Lettres critiques ou analyse et réfutation de divers ecrits modernes contre la religion. Par M. l'abbé Gauchat... Tome dix-neuvieme. Sur la Nouvelle Héloïse, sur Emile, ou l'éducation. Paris : Claude Hérissant, 1763. (BIS, TPI 6=4-19).

Nombreux sont, par ailleurs, les critiques qui condamnent un roman qu’ils jugent profondément immoral. Le jésuite Gabriel Gauchat (1709-1777), docteur en théologie et membre de l’Académie de Villefranche-sur-Saône, consacre à la défense de la foi divers ouvrages, dont L’Accord du christianisme et de la raison (1768) et Le Philosophe du Valais (1772). En 1755, il entreprend la publication de ses Lettres critiques ou analyse et réfutation de divers écrits modernes contre la religion en 34 volumes. Ces lettres, qui jusqu'en 1763 paraissent à raison de quatre volumes par an, sortent des presses de Hérissant, spécialisé dans ce type de littérature. La dernière d'entre elle est un réquisitoire sévère contre La Nouvelle Héloïse.

Aux yeux de Gabriel Gauchat, les lettres contenues dans le roman sont « d’autant plus dangereuses que Julie et son philosophe […] ne sont point de ces cœurs licencieux dont la grossièreté et la débauche révoltent, non, ce sont des âmes nobles, bienfaisantes, remplies des plus hauts sentiments : leur amour idolâtrique semble métamorphosé en vertu ». Aussi n’y a-t-il pas de « roman plus séduisant » ni de « piège plus délicat » pour la véritable vertu.

[Pierre de Bullioud]. La Petrissée, ou Voyage de sire Pierre en Dunois ; badinage en vers, où se trouve entr' autre la conclusion de Julie, ou de la Nouvelle Héloïse. La Haye. 1763. (BIS, LFP 6= 282).

En contrepartie, de vibrants éloges sont aussi publiés, comme l’atteste par exemple La Pétrissée du poète Pierre de Bullioud.

L’Année littéraire du 7 mars 1763 évoque ce poème divisé en 12 chants du jeune auteur, capitaine des carabiniers mort l’année suivante à 22 ans, comme « un chaos » dont « il sort des étincelles qui annoncent un talent réel et beaucoup d’esprit ». La référence à La Nouvelle Héloïse dans le titre de l’œuvre témoigne du succès considérable du roman de Rousseau jugé propre à servir d’« appât » pour les lecteurs. Les trois derniers chants proposent, de fait, une suite de La Nouvelle Héloïse, dans laquelle, juge le rédacteur de L’Année littéraire, « il y a trop peu de vraisemblance », mais « quelquefois du sentiment ». En marge de cette suite, une note auctoriale de Pierre de Bullioud fait un long éloge du roman de Rousseau.

__Consigne de travail__
D'après l'extrait, en combien de volumes Gabriel Gauchat publie-t-il ses Lettres critiques ? Répondez en une phrase, s'il vous plaît. Les entrées n'interviennent en rien dans cet exercice.

__Données affichées__
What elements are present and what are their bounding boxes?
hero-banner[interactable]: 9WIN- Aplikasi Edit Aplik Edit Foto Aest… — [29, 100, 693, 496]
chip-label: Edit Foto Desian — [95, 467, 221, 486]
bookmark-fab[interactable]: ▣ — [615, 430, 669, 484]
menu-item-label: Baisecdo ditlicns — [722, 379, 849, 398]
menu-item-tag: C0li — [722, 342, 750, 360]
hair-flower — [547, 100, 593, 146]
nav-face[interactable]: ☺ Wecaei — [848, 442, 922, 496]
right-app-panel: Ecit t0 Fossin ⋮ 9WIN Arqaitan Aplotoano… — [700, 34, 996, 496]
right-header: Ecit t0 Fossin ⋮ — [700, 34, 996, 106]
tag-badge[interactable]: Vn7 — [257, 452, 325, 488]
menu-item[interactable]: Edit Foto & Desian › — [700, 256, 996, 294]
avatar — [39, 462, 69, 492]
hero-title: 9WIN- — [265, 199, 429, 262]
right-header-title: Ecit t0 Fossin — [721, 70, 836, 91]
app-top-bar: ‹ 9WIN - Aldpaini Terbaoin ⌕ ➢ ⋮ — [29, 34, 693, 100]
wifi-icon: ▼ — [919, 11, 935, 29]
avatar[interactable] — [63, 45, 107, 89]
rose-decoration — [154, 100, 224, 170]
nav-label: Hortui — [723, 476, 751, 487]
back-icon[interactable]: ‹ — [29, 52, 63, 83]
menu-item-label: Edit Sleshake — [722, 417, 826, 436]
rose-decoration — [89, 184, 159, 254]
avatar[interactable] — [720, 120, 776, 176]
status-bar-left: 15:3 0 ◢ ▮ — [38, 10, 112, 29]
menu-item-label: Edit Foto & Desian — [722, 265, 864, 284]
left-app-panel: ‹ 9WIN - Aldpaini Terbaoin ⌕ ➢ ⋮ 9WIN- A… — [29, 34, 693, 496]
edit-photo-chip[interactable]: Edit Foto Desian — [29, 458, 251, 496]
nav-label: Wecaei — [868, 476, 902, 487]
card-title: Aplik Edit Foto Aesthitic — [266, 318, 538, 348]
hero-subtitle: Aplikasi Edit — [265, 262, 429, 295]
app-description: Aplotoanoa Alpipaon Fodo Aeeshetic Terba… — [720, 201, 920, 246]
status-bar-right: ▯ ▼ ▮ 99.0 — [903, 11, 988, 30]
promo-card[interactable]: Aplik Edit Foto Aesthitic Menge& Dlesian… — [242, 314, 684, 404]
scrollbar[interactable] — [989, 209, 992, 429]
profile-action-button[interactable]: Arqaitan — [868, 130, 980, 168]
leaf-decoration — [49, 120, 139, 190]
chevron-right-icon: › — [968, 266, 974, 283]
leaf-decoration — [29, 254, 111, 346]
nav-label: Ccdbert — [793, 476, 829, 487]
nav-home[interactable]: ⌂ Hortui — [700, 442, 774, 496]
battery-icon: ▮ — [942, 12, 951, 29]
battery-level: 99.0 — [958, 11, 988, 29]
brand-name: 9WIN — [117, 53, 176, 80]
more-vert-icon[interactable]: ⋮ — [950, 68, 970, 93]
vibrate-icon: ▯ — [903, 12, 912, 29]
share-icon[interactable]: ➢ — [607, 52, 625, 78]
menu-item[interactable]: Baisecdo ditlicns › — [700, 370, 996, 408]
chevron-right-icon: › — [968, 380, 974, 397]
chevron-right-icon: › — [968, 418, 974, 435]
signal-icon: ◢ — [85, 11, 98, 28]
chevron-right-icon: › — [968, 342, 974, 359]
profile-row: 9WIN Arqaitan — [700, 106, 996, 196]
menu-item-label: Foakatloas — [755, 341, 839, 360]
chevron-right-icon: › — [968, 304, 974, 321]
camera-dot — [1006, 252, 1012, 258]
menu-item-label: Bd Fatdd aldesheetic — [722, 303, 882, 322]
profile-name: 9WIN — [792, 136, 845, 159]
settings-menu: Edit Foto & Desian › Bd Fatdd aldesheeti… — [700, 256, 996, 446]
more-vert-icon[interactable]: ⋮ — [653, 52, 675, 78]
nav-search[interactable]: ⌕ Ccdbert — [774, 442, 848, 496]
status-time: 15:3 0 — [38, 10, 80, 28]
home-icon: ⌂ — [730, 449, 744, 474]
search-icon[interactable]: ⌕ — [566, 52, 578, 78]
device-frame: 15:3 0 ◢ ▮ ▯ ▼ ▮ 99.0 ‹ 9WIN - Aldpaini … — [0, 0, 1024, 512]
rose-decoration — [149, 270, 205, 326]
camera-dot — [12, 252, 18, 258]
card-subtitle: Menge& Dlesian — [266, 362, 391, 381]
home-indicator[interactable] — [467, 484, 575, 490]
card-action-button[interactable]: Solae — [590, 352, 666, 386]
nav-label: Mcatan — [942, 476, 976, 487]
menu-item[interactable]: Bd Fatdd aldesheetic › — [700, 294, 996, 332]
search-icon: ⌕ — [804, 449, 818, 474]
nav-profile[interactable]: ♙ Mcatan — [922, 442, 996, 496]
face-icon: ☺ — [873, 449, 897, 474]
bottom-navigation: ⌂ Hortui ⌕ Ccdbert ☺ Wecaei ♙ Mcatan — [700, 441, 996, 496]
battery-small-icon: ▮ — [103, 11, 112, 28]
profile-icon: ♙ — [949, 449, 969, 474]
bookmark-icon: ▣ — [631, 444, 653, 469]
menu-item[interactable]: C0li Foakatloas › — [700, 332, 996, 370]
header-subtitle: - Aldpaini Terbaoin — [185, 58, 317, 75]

__Réponse à l'exercice__
Il les publie en 34 volumes.